_Supplied information_

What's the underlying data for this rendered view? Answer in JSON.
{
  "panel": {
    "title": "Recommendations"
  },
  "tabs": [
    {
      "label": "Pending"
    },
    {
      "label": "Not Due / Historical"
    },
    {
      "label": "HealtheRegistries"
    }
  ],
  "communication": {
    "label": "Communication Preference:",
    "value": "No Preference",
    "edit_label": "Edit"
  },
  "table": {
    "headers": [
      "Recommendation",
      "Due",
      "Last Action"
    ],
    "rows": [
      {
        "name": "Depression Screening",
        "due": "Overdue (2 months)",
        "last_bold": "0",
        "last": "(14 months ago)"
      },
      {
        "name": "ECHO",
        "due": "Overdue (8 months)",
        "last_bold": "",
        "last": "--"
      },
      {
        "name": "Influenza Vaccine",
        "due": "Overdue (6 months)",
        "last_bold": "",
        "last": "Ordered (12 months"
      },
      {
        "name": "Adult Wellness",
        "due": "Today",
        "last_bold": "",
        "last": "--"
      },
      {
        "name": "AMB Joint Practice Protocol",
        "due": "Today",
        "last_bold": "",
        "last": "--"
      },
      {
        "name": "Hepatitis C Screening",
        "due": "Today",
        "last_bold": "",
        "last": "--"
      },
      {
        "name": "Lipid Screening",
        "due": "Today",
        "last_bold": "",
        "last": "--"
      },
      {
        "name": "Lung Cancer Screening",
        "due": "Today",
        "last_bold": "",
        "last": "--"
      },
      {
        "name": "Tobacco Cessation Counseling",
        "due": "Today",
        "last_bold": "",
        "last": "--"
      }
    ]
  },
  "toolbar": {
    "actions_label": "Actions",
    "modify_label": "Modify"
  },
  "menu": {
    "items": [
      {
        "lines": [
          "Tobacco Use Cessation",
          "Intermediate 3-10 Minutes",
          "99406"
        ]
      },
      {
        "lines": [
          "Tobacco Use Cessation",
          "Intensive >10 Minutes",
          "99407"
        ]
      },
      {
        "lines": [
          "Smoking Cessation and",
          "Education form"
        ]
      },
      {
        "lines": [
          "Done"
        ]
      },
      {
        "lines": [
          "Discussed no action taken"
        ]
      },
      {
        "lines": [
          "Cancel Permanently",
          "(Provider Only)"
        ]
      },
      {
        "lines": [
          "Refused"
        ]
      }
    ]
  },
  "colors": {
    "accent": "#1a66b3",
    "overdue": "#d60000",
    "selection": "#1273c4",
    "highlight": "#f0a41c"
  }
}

_Short exercise_
Of the lines above, how many hold the string "Minutes"? Answer with only the number.

_Final answer_
2